## Begin
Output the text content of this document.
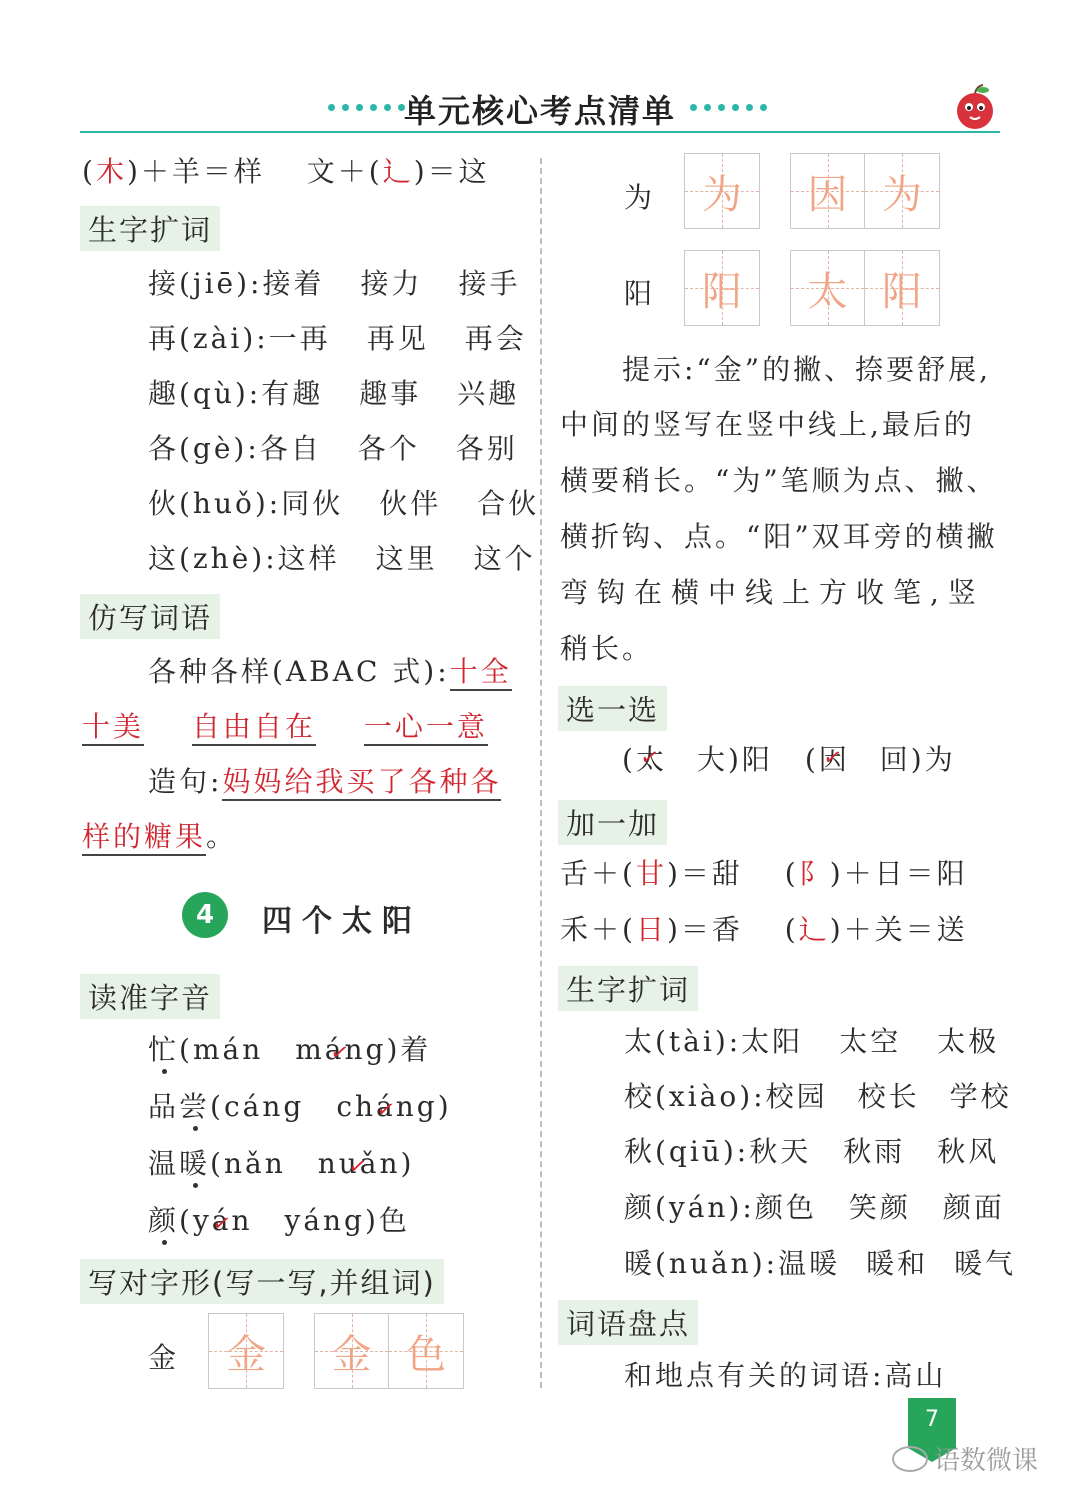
单元核心考点清单
(木)＋羊＝样 文＋(辶)＝这
生字扩词
接(jiē):接着 接力 接手
再(zài):一再 再见 再会
趣(qù):有趣 趣事 兴趣
各(gè):各自 各个 各别
伙(huǒ):同伙 伙伴 合伙
这(zhè):这样 这里 这个
仿写词语
各种各样(ABAC 式):十全
十美 自由自在 一心一意
造句:妈妈给我买了各种各
样的糖果。
4	四个太阳
读准字音
忙(mán máng ✓)着
品尝(cáng cháng ✓)
温暖(nǎn nuǎn ✓)
颜(yán ✓ yáng)色
写对字形(写一写,并组词)
金 金 金 色
为 为 因 为
阳 阳 太 阳
提示:“金”的撇、捺要舒展,
中间的竖写在竖中线上,最后的
横要稍长。“为”笔顺为点、撇、
横折钩、点。“阳”双耳旁的横撇
弯钩在横中线上方收笔,竖
稍长。
选一选
(太 ✓ 大)阳 (因 ✓ 回)为
加一加
舌＋(甘)＝甜 (阝)＋日＝阳
禾＋(日)＝香 (辶)＋关＝送
生字扩词
太(tài):太阳 太空 太极
校(xiào):校园 校长 学校
秋(qiū):秋天 秋雨 秋风
颜(yán):颜色 笑颜 颜面
暖(nuǎn):温暖 暖和 暖气
词语盘点
和地点有关的词语:高山
7
语数微课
## End
PROMPT » Exclude every picture and copy the remaining data exactly.

TASK ANSWER »
Output the text content of this document.
单元核心考点清单
(木)＋羊＝样 文＋(辶)＝这
生字扩词
接(jiē):接着 接力 接手
再(zài):一再 再见 再会
趣(qù):有趣 趣事 兴趣
各(gè):各自 各个 各别
伙(huǒ):同伙 伙伴 合伙
这(zhè):这样 这里 这个
仿写词语
各种各样(ABAC 式):十全
十美 自由自在 一心一意
造句:妈妈给我买了各种各
样的糖果。
4	四个太阳
读准字音
忙(mán máng ✓)着
品尝(cáng cháng ✓)
温暖(nǎn nuǎn ✓)
颜(yán ✓ yáng)色
写对字形(写一写,并组词)
金 金 金 色
为 为 因 为
阳 阳 太 阳
提示:“金”的撇、捺要舒展,
中间的竖写在竖中线上,最后的
横要稍长。“为”笔顺为点、撇、
横折钩、点。“阳”双耳旁的横撇
弯钩在横中线上方收笔,竖
稍长。
选一选
(太 ✓ 大)阳 (因 ✓ 回)为
加一加
舌＋(甘)＝甜 (阝)＋日＝阳
禾＋(日)＝香 (辶)＋关＝送
生字扩词
太(tài):太阳 太空 太极
校(xiào):校园 校长 学校
秋(qiū):秋天 秋雨 秋风
颜(yán):颜色 笑颜 颜面
暖(nuǎn):温暖 暖和 暖气
词语盘点
和地点有关的词语:高山
7
语数微课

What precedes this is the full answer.